**Goal**.
Of the lines in the records that follow, how many include the word "TradingView"? Answer with a bare number.

**Rows from a figure dataset**.
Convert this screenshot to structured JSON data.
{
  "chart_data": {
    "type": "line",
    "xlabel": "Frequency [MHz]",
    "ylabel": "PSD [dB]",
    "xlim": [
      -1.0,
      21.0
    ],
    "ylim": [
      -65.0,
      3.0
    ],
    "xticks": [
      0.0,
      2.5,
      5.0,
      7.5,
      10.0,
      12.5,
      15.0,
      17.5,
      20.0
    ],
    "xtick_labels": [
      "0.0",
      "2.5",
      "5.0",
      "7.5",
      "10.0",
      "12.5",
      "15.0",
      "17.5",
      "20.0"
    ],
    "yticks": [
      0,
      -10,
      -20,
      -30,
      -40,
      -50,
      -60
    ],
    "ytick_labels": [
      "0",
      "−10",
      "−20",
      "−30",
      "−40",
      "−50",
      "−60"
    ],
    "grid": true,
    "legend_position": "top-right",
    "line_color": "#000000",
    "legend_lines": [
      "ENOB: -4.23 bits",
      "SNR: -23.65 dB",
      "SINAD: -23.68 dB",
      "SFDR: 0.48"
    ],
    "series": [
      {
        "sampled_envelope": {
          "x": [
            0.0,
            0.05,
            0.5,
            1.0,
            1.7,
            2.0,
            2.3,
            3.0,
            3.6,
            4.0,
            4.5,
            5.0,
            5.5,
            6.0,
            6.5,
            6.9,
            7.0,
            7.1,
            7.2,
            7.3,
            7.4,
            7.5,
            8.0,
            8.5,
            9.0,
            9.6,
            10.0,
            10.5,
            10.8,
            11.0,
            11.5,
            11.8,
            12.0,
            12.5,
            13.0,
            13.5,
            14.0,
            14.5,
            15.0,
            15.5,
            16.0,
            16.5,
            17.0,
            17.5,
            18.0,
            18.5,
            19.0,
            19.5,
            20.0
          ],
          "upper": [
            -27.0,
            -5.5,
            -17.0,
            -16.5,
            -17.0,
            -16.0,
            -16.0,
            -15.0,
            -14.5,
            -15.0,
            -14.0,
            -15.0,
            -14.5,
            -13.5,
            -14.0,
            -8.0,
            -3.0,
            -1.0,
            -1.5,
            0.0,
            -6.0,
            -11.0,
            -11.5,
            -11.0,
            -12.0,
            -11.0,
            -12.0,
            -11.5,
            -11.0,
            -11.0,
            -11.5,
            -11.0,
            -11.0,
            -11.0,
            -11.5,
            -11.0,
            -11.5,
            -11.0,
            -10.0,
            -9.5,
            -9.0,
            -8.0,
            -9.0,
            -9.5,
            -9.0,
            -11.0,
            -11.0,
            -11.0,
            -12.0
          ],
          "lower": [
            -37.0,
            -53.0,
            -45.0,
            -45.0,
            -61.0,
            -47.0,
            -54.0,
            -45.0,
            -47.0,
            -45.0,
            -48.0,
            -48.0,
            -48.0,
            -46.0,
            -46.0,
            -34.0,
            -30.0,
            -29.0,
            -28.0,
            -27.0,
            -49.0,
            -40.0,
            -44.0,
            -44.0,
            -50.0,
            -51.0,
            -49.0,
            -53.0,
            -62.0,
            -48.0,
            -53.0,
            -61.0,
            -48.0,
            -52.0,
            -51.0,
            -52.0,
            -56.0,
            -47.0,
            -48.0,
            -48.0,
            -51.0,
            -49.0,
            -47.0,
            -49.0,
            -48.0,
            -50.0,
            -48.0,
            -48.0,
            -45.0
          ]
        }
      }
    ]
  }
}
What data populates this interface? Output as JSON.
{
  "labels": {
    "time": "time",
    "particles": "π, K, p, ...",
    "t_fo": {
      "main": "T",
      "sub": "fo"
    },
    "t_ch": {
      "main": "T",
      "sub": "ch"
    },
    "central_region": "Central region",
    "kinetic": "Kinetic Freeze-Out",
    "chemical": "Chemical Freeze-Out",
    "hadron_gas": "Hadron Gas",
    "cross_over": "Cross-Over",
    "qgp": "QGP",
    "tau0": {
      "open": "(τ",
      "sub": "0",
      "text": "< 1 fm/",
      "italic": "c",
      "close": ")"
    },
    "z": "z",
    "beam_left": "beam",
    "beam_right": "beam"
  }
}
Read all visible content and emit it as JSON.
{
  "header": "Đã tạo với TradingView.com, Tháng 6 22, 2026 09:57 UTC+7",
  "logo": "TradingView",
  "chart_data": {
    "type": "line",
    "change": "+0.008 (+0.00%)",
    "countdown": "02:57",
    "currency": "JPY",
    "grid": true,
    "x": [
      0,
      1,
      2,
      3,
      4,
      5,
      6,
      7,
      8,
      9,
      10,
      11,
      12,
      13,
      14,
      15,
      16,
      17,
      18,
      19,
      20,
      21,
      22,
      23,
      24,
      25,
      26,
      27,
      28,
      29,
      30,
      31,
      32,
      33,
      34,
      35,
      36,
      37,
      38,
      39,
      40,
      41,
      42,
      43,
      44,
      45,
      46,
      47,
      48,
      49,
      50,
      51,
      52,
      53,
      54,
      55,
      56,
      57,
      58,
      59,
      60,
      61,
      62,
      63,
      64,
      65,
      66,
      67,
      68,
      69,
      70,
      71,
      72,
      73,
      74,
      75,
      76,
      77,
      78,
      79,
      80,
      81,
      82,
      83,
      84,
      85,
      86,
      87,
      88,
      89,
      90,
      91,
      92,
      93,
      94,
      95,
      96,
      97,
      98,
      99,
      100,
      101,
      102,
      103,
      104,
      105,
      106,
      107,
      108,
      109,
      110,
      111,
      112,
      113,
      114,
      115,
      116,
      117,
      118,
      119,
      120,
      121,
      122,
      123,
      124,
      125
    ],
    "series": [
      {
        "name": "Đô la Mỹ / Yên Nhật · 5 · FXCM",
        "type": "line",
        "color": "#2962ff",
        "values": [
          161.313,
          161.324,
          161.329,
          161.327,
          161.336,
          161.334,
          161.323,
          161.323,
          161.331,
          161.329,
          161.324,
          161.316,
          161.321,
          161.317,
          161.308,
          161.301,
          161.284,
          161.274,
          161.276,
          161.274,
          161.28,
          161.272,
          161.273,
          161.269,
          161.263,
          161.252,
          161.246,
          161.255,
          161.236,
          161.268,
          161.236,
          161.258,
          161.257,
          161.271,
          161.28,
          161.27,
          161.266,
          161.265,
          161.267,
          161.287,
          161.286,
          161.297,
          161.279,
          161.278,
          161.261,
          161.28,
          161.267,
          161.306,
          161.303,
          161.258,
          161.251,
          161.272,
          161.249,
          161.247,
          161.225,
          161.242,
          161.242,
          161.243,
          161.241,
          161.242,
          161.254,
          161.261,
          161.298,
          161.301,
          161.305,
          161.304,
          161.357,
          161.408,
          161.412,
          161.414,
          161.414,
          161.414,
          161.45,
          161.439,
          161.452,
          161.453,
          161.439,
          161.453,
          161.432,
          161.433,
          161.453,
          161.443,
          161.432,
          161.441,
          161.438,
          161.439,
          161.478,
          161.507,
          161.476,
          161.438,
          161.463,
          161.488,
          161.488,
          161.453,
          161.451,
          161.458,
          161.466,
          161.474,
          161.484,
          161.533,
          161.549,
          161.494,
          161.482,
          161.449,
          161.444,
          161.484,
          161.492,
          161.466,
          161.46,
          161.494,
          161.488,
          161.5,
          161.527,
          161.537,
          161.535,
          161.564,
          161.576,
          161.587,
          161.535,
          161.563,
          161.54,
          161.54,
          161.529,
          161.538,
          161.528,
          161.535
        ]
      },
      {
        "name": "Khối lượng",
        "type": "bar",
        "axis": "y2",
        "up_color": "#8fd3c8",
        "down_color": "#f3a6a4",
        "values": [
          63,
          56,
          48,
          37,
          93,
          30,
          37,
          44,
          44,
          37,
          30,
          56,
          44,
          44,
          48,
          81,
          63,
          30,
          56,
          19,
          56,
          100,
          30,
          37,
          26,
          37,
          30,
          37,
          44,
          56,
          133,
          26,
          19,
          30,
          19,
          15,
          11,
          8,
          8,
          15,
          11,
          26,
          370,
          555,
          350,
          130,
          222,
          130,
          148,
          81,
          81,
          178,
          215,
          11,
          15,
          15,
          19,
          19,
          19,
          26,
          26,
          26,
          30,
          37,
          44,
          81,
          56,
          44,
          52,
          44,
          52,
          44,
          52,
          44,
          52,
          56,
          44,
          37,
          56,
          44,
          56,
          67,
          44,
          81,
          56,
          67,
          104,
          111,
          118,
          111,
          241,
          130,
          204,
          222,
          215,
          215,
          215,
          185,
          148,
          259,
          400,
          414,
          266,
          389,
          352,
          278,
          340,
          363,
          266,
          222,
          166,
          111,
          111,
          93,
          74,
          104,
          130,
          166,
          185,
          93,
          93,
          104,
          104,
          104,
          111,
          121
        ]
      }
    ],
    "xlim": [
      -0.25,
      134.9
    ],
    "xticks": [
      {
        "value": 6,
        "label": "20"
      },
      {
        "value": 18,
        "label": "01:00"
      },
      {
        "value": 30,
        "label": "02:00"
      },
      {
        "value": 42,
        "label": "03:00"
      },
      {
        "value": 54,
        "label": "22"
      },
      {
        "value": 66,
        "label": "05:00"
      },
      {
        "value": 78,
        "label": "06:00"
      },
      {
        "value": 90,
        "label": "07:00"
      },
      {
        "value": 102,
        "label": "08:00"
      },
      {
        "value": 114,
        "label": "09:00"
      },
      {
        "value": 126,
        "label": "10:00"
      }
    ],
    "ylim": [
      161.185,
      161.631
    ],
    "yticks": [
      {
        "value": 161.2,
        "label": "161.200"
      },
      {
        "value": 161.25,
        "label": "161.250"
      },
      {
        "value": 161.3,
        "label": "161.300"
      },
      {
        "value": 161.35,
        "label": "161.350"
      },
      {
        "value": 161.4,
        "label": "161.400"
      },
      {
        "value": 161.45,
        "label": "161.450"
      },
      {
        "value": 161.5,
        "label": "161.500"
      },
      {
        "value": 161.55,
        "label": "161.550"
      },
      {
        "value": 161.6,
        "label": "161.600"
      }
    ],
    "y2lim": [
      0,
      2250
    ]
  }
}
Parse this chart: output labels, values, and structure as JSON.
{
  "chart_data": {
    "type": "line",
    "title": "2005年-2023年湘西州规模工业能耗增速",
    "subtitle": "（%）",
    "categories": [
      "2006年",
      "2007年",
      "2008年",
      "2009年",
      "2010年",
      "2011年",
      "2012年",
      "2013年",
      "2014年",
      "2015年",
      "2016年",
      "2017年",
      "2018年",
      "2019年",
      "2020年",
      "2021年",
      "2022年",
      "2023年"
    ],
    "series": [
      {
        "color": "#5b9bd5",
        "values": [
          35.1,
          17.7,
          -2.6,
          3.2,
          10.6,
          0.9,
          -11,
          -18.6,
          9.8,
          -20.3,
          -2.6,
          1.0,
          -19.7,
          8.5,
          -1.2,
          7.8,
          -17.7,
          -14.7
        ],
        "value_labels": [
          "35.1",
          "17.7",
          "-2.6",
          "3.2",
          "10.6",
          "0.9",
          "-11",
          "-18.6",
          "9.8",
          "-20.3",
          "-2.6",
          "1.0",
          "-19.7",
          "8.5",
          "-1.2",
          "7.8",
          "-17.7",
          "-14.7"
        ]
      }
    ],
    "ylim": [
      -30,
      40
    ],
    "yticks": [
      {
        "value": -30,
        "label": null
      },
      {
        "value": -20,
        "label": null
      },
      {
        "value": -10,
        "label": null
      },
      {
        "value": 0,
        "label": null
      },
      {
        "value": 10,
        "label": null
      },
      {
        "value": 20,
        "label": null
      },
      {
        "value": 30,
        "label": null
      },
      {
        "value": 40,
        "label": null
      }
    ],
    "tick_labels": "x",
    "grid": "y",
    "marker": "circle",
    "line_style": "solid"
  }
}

**Completed task**.
2